### EXERCISE
Draw out every line with the word "EBITDA" from the listing below.
━━━ SUPPLIED MATERIAL ━━━
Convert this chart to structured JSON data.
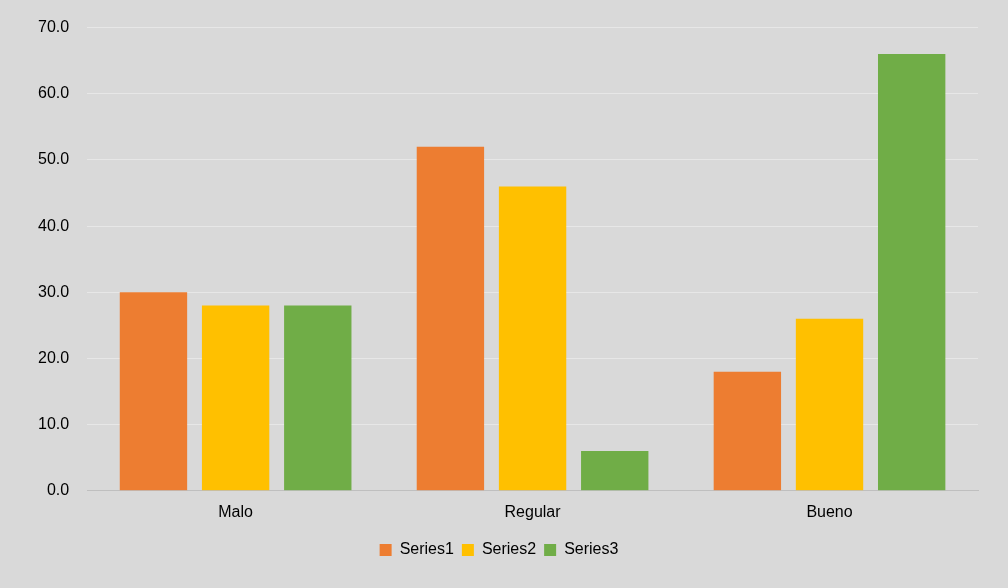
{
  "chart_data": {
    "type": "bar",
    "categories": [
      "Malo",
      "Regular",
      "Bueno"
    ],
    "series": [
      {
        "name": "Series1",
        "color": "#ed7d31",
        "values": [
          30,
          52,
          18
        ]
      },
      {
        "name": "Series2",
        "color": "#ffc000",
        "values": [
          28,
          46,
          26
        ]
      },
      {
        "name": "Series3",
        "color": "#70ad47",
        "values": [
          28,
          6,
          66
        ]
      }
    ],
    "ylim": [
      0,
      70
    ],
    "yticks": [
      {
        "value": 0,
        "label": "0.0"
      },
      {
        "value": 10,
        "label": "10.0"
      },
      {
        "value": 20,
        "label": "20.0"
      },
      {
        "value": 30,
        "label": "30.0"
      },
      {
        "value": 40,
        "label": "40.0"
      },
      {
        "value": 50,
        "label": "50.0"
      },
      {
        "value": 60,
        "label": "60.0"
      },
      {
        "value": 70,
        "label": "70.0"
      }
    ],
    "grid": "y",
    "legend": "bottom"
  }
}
━━━
━━━ SUPPLIED MATERIAL ━━━
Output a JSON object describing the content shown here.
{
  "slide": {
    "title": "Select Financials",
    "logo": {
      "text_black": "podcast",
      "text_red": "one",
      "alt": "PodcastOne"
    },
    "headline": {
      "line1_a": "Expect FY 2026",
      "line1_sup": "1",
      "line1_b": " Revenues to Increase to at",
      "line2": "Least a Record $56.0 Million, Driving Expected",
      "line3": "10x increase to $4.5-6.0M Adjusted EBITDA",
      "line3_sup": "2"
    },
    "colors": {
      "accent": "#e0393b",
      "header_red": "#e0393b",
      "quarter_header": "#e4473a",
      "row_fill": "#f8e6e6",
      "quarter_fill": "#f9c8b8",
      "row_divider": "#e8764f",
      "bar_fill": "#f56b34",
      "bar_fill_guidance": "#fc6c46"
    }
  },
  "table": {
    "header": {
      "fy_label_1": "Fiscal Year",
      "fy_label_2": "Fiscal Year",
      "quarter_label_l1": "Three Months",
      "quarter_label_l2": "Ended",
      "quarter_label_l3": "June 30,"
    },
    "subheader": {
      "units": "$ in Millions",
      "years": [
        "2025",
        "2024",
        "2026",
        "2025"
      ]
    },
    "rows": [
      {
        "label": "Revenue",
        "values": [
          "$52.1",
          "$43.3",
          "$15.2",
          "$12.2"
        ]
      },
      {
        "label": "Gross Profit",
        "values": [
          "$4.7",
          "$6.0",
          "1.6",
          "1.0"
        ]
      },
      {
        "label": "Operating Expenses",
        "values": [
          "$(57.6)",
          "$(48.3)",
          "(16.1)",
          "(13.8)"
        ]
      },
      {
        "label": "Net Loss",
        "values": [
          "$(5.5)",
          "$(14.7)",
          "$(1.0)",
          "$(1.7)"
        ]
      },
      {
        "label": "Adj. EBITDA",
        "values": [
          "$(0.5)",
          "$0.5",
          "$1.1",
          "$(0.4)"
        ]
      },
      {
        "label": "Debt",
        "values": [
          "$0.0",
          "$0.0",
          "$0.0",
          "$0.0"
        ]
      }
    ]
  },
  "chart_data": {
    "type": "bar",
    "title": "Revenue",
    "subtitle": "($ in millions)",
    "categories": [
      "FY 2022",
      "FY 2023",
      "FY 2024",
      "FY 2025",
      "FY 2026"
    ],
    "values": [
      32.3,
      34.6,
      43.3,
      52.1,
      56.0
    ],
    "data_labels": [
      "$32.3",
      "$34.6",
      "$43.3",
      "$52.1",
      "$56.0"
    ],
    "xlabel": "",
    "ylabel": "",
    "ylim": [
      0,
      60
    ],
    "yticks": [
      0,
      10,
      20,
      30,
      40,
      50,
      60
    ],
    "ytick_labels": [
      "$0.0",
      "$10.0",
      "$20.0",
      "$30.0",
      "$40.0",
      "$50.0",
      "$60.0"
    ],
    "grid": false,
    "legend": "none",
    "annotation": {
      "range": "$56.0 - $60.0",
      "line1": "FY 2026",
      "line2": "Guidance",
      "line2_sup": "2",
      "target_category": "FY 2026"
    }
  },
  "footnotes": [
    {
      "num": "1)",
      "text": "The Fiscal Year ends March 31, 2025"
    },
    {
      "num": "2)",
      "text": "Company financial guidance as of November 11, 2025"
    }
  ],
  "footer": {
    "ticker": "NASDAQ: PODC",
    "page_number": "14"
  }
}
━━━
### FULL OUTPUT
      "line3": "10x increase to $4.5-6.0M Adjusted EBITDA",
        "label": "Adj. EBITDA",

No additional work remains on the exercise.